■ What needs to be done ■
Check each line of the records below and collect those holding "however".
— START Records supplied —
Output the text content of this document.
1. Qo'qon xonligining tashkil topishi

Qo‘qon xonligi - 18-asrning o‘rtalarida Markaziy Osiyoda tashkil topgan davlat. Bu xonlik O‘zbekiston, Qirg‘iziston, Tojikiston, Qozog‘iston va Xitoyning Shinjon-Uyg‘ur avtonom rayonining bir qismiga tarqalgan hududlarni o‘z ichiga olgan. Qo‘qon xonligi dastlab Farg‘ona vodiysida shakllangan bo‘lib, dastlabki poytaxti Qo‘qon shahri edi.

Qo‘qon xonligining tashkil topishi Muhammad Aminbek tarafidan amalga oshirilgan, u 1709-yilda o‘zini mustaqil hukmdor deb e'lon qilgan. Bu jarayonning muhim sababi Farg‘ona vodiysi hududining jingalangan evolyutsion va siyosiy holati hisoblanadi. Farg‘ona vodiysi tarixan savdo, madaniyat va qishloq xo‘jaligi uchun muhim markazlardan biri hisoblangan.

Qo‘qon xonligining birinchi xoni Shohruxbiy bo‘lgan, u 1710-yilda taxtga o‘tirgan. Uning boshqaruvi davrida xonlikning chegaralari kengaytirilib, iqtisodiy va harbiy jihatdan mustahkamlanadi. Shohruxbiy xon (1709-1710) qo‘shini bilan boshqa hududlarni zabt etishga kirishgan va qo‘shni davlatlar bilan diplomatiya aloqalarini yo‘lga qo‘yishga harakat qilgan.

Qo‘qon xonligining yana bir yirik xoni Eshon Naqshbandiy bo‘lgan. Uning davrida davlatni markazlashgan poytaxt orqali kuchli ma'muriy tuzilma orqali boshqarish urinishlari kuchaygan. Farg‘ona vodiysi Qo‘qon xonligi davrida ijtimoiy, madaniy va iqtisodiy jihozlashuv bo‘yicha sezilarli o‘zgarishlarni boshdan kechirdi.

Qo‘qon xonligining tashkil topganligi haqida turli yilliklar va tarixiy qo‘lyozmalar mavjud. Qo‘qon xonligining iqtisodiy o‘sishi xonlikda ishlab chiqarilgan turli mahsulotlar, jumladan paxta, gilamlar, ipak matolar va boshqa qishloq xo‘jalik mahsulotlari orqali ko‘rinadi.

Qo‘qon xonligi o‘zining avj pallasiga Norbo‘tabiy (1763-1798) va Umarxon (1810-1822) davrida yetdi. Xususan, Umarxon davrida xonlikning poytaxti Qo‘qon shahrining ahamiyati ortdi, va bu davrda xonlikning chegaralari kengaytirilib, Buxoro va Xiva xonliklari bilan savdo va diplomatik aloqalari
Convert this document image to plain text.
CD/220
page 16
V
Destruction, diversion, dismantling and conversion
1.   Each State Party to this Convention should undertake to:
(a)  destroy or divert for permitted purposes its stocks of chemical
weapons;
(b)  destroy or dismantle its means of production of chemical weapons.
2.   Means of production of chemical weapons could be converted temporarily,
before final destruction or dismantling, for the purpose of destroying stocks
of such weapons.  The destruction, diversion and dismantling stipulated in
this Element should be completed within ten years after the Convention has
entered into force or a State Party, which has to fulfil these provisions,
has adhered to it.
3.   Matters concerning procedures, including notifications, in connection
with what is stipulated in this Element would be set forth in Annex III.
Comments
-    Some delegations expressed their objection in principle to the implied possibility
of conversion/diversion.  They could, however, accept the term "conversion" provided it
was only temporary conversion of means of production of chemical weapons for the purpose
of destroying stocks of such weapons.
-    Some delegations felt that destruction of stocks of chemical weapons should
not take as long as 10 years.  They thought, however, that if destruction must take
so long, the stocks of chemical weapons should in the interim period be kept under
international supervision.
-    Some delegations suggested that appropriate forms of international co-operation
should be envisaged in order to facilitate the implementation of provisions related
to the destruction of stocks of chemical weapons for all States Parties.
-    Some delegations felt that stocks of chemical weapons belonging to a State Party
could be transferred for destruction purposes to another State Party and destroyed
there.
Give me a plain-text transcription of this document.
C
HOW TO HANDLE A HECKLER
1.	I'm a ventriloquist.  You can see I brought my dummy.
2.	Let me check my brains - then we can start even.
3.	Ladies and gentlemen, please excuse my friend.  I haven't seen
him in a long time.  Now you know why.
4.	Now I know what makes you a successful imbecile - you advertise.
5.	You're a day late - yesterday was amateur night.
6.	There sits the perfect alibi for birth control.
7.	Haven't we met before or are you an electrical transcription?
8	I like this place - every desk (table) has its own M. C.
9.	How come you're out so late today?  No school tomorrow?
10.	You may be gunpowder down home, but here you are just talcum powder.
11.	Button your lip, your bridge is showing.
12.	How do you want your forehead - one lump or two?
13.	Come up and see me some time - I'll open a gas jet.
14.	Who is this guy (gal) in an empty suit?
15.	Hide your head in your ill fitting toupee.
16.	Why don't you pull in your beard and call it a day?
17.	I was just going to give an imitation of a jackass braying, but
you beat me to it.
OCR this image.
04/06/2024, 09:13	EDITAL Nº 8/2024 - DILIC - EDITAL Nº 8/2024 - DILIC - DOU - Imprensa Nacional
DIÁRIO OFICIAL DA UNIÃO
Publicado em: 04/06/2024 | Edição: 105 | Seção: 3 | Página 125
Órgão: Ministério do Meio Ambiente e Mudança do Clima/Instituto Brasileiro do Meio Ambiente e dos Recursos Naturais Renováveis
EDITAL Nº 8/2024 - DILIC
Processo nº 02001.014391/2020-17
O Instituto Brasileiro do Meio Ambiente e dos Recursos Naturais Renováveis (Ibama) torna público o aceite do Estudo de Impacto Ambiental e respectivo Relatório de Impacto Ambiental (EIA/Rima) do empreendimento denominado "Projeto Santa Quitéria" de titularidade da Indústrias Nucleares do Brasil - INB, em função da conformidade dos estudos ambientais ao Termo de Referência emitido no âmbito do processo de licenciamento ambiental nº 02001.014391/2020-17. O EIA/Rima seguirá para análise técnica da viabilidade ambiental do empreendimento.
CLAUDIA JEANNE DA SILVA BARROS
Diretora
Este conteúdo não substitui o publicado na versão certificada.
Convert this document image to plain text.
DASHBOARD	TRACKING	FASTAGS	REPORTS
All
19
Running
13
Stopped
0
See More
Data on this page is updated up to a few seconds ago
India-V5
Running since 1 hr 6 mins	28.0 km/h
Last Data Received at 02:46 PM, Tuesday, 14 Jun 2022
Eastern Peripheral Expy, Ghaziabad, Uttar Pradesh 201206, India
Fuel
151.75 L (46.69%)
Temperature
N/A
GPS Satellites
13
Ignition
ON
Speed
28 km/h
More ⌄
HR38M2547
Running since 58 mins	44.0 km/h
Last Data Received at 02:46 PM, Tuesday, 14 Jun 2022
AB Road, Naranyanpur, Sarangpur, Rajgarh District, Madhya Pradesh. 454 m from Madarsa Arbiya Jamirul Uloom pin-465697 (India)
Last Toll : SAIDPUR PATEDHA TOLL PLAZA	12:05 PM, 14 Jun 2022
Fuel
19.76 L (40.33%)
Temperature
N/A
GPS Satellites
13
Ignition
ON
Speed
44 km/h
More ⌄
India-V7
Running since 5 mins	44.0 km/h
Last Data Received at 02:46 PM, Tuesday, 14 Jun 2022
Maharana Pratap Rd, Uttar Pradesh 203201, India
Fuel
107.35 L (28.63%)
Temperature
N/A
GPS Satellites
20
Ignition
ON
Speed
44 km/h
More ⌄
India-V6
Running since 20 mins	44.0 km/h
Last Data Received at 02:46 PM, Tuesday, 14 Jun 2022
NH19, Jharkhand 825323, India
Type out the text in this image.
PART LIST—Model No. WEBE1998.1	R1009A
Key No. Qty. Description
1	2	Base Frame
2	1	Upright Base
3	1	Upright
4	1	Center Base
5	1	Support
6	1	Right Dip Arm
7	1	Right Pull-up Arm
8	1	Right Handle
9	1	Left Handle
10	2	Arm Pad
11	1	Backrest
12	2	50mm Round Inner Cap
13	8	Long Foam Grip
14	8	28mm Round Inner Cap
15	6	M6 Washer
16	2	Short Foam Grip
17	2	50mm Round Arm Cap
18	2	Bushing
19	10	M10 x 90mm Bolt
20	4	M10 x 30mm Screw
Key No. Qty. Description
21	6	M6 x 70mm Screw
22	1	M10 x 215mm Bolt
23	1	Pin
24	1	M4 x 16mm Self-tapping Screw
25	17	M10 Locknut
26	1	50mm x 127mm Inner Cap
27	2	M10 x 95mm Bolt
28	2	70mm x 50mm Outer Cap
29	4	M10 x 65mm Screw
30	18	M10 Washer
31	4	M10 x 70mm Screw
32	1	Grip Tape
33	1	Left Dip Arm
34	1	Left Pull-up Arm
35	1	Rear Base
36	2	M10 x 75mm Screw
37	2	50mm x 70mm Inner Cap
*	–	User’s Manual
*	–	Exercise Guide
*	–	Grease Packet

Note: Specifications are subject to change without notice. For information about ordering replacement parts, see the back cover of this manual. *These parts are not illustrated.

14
— END Records supplied —
■ Finished answer ■
of conversion/diversion.  They could, however, accept the term "conversion" provided it
not take as long as 10 years.  They thought, however, that if destruction must take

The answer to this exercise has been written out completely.